Search term "China": please show all lines in the listing that contain it.

## DATASET ENTRIES

################

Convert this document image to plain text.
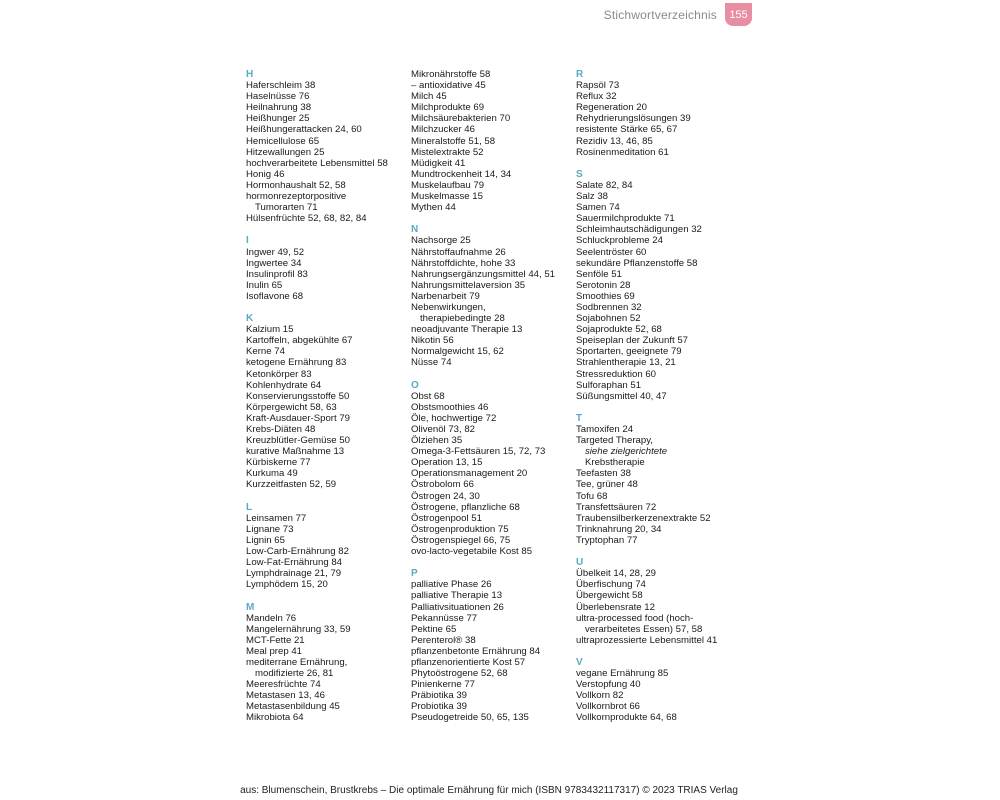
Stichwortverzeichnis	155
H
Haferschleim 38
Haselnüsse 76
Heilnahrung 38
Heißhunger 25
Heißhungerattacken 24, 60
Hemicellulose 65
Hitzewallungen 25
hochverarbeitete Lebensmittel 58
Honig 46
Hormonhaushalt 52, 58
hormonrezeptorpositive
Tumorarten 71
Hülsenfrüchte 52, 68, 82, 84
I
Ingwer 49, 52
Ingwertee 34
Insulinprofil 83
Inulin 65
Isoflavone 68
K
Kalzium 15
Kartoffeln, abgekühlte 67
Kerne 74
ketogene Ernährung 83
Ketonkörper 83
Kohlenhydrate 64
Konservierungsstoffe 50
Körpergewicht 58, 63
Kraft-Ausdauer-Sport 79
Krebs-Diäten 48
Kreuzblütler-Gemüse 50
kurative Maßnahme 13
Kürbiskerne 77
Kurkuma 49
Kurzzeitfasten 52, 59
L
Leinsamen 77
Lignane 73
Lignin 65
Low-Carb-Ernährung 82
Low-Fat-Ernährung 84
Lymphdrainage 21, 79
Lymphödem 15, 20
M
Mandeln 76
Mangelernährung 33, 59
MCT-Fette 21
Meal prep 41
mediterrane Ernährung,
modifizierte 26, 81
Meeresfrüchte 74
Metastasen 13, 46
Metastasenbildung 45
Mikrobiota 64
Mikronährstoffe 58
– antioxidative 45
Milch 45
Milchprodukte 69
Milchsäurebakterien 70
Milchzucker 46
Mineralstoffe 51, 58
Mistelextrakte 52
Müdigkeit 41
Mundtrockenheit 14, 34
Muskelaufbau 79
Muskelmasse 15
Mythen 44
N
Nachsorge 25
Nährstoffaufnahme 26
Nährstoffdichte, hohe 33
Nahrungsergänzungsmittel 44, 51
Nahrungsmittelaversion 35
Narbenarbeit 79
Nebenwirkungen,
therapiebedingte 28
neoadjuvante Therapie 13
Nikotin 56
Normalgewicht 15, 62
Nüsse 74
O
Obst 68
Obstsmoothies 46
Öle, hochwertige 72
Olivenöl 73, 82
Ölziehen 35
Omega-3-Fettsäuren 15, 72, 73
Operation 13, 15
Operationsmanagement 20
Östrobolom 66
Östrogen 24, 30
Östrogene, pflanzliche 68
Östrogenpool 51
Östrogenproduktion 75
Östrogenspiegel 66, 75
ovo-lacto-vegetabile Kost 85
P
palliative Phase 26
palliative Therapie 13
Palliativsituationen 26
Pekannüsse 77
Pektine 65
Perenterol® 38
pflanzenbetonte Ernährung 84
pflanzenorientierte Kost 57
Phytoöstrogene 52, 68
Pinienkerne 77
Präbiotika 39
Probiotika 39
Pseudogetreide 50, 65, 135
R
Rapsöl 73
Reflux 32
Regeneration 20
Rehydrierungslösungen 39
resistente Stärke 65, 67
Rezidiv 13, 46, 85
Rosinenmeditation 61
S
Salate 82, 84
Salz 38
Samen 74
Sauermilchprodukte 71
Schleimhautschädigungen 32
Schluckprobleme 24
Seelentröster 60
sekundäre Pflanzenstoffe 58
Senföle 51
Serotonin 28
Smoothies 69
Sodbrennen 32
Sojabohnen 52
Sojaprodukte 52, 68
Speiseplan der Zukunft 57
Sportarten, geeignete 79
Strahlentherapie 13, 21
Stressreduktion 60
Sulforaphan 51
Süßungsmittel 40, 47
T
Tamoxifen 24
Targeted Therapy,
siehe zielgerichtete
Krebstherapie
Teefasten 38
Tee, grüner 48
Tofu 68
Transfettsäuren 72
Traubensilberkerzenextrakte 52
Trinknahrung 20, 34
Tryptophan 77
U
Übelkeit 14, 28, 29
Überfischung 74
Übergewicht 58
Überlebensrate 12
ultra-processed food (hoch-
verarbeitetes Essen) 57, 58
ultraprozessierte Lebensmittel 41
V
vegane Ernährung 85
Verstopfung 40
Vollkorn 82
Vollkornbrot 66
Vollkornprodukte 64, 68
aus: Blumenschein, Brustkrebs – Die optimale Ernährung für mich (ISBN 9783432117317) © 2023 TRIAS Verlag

################

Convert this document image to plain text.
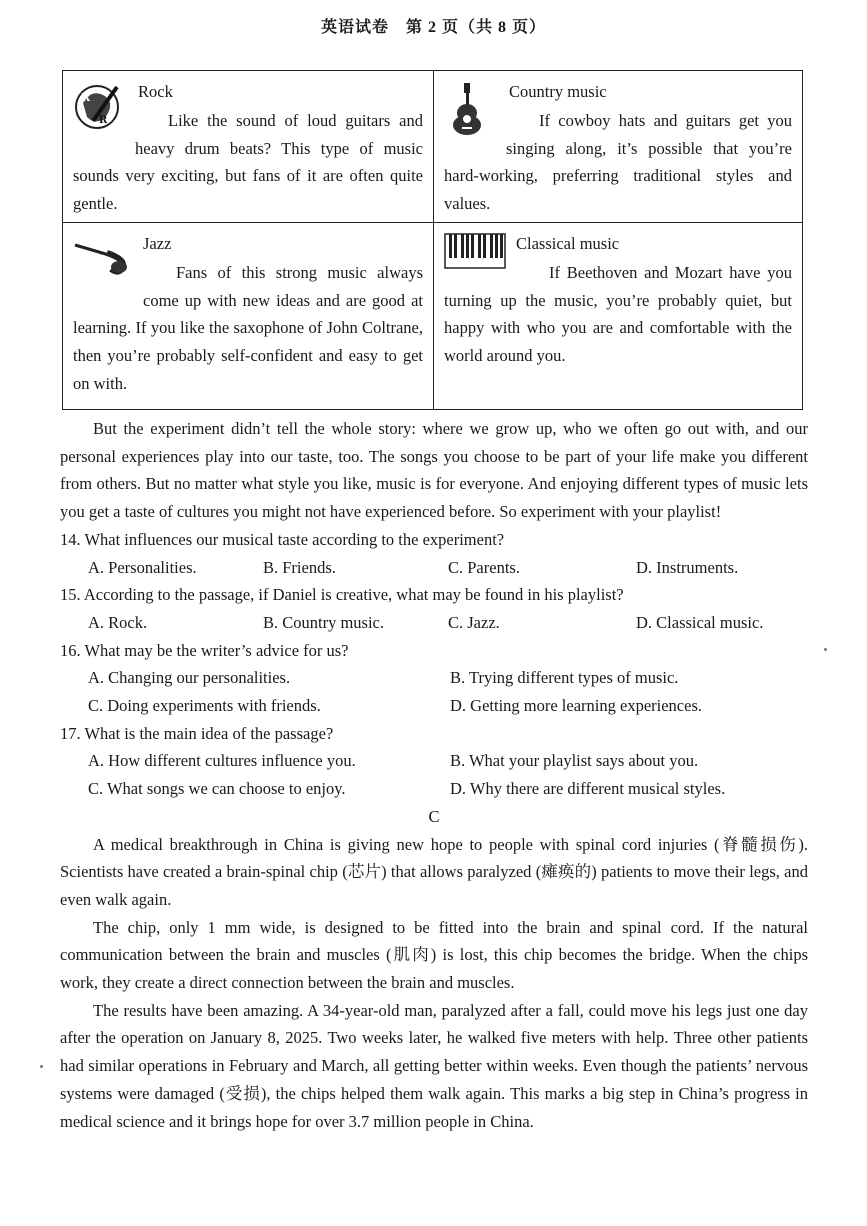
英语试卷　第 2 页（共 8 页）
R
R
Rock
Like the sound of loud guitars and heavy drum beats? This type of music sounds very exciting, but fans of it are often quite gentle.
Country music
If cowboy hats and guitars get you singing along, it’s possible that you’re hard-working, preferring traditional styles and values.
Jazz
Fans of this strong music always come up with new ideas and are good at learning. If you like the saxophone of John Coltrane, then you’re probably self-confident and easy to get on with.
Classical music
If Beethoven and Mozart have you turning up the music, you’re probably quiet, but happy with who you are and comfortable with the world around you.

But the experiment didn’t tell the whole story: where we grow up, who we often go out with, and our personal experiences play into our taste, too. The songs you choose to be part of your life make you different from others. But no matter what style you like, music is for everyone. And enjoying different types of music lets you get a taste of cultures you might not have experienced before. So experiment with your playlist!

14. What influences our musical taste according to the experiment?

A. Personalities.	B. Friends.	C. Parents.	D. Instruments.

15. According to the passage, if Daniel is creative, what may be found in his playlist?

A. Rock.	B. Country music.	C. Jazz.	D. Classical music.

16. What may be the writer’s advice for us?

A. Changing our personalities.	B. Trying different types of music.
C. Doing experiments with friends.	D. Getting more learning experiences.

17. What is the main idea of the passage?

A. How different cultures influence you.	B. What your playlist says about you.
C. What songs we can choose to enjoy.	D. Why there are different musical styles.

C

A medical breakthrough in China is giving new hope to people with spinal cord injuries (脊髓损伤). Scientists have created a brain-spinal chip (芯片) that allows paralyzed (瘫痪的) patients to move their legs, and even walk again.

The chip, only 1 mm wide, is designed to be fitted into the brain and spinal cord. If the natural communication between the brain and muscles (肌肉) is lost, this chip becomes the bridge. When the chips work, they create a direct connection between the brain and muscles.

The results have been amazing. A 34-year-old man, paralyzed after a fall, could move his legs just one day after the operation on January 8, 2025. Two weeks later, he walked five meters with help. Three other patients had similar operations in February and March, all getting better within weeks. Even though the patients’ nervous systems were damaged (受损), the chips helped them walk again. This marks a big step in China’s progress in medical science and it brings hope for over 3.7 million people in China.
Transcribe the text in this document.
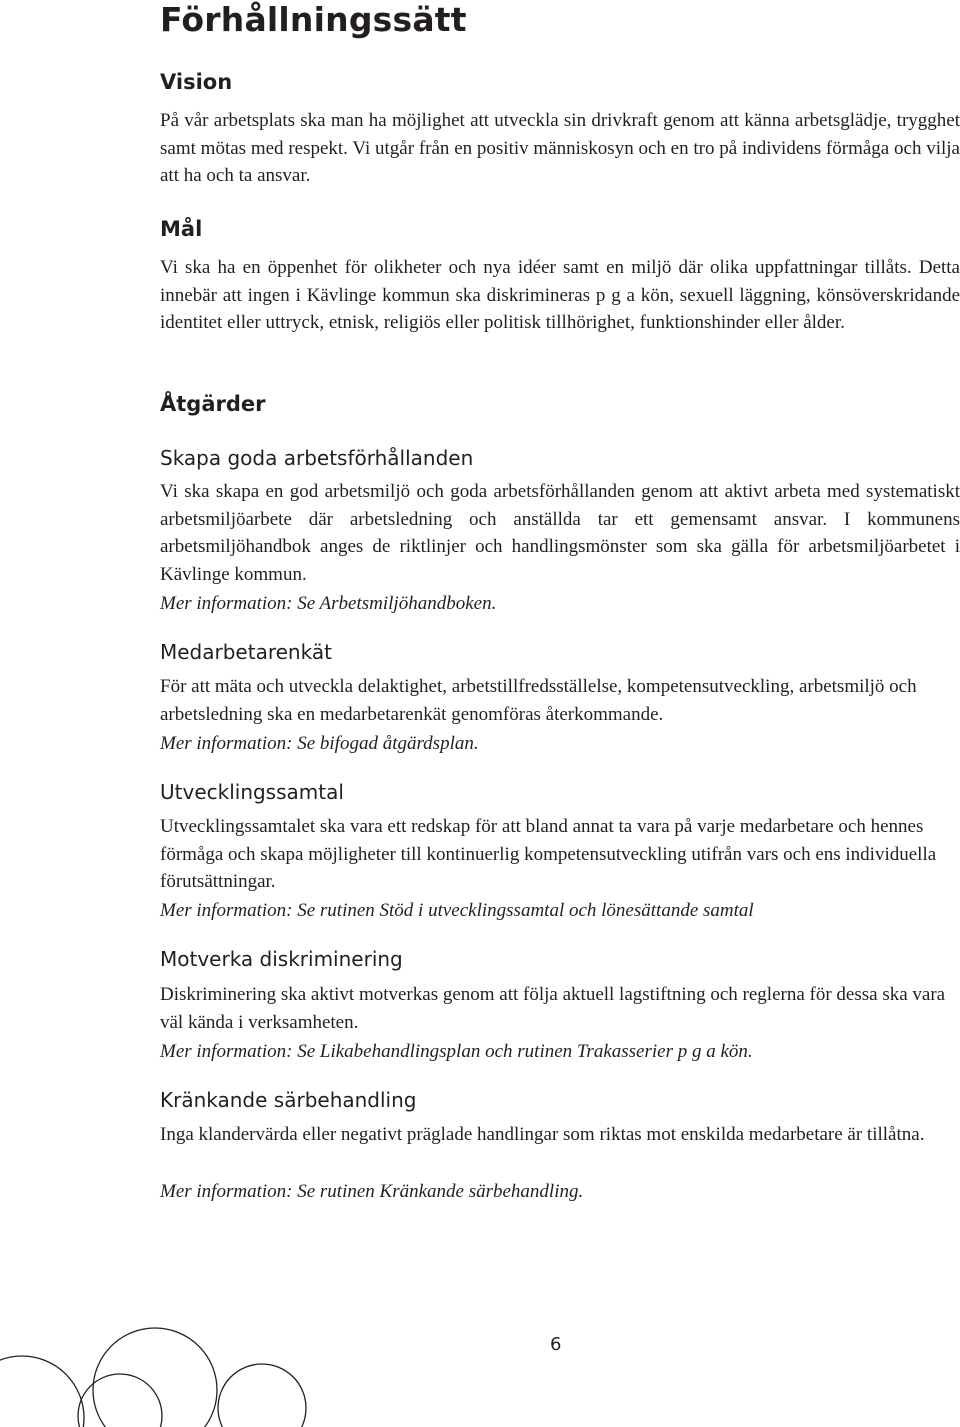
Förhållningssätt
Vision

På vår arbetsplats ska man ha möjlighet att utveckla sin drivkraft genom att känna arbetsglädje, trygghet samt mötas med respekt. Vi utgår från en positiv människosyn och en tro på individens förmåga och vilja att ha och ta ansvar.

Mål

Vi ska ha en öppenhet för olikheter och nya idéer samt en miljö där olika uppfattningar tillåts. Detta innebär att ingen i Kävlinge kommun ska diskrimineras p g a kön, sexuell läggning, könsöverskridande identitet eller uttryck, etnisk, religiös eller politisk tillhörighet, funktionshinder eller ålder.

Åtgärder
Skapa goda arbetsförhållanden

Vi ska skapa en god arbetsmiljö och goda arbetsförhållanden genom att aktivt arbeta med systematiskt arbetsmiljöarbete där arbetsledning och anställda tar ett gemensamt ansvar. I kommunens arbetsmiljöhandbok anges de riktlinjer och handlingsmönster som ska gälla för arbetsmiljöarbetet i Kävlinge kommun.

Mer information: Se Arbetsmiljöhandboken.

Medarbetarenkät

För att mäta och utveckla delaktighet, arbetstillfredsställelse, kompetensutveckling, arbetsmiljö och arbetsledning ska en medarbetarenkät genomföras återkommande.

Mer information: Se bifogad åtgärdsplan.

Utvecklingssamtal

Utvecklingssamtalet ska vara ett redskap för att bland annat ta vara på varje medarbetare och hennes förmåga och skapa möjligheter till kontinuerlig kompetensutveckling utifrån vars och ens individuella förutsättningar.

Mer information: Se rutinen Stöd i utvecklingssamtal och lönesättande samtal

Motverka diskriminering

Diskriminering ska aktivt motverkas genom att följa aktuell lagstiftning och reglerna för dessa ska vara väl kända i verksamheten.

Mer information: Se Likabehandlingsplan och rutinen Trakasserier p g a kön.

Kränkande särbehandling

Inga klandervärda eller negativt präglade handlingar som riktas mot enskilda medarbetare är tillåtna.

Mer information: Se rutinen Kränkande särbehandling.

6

################

## COMPLETED EXERCISE
A medical breakthrough in China is giving new hope to people with spinal cord injuries (脊髓损伤). Scientists have created a brain-spinal chip (芯片) that allows paralyzed (瘫痪的) patients to move their legs, and even walk again.
The results have been amazing. A 34-year-old man, paralyzed after a fall, could move his legs just one day after the operation on January 8, 2025. Two weeks later, he walked five meters with help. Three other patients had similar operations in February and March, all getting better within weeks. Even though the patients’ nervous systems were damaged (受损), the chips helped them walk again. This marks a big step in China’s progress in medical science and it brings hope for over 3.7 million people in China.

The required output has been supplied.